> Problem to work on
Every record that follows needs to be written out again, exactly.

> Information

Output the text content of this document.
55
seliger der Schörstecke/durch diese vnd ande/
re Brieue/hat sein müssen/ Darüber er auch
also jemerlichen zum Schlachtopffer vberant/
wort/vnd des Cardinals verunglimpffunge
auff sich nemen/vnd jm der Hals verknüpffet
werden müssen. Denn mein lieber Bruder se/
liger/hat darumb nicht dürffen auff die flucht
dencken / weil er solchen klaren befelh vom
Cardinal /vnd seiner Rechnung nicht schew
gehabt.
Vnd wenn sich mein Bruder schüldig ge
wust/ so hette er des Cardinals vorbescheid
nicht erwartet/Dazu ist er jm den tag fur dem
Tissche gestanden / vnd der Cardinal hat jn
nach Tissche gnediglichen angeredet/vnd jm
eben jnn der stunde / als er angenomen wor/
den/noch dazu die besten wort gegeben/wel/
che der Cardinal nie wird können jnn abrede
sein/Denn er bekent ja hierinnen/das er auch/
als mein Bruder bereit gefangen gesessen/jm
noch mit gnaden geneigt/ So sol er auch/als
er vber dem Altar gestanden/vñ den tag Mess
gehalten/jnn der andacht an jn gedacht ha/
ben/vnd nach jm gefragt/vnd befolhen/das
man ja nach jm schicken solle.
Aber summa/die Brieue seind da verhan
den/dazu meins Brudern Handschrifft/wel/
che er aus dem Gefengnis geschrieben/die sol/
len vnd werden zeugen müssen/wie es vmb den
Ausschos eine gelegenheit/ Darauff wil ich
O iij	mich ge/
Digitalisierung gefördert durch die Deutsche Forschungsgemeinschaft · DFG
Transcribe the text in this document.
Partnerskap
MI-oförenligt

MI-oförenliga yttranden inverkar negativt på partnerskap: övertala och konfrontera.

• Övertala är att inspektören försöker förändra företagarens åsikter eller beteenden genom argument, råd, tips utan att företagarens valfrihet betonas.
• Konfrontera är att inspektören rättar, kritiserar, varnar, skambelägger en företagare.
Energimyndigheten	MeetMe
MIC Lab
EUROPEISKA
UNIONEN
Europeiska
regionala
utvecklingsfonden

> Your solution
Output the text content of this document.
55
seliger der Schörstecke/durch diese vnd ande/
re Brieue/hat sein müssen/ Darüber er auch
also jemerlichen zum Schlachtopffer vberant/
wort/vnd des Cardinals verunglimpffunge
auff sich nemen/vnd jm der Hals verknüpffet
werden müssen. Denn mein lieber Bruder se/
liger/hat darumb nicht dürffen auff die flucht
dencken / weil er solchen klaren befelh vom
Cardinal /vnd seiner Rechnung nicht schew
gehabt.
Vnd wenn sich mein Bruder schüldig ge
wust/ so hette er des Cardinals vorbescheid
nicht erwartet/Dazu ist er jm den tag fur dem
Tissche gestanden / vnd der Cardinal hat jn
nach Tissche gnediglichen angeredet/vnd jm
eben jnn der stunde / als er angenomen wor/
den/noch dazu die besten wort gegeben/wel/
che der Cardinal nie wird können jnn abrede
sein/Denn er bekent ja hierinnen/das er auch/
als mein Bruder bereit gefangen gesessen/jm
noch mit gnaden geneigt/ So sol er auch/als
er vber dem Altar gestanden/vñ den tag Mess
gehalten/jnn der andacht an jn gedacht ha/
ben/vnd nach jm gefragt/vnd befolhen/das
man ja nach jm schicken solle.
Aber summa/die Brieue seind da verhan
den/dazu meins Brudern Handschrifft/wel/
che er aus dem Gefengnis geschrieben/die sol/
len vnd werden zeugen müssen/wie es vmb den
Ausschos eine gelegenheit/ Darauff wil ich
O iij	mich ge/
Digitalisierung gefördert durch die Deutsche Forschungsgemeinschaft · DFG
Transcribe the text in this document.
Partnerskap
MI-oförenligt

MI-oförenliga yttranden inverkar negativt på partnerskap: övertala och konfrontera.

• Övertala är att inspektören försöker förändra företagarens åsikter eller beteenden genom argument, råd, tips utan att företagarens valfrihet betonas.
• Konfrontera är att inspektören rättar, kritiserar, varnar, skambelägger en företagare.
Energimyndigheten	MeetMe
MIC Lab
EUROPEISKA
UNIONEN
Europeiska
regionala
utvecklingsfonden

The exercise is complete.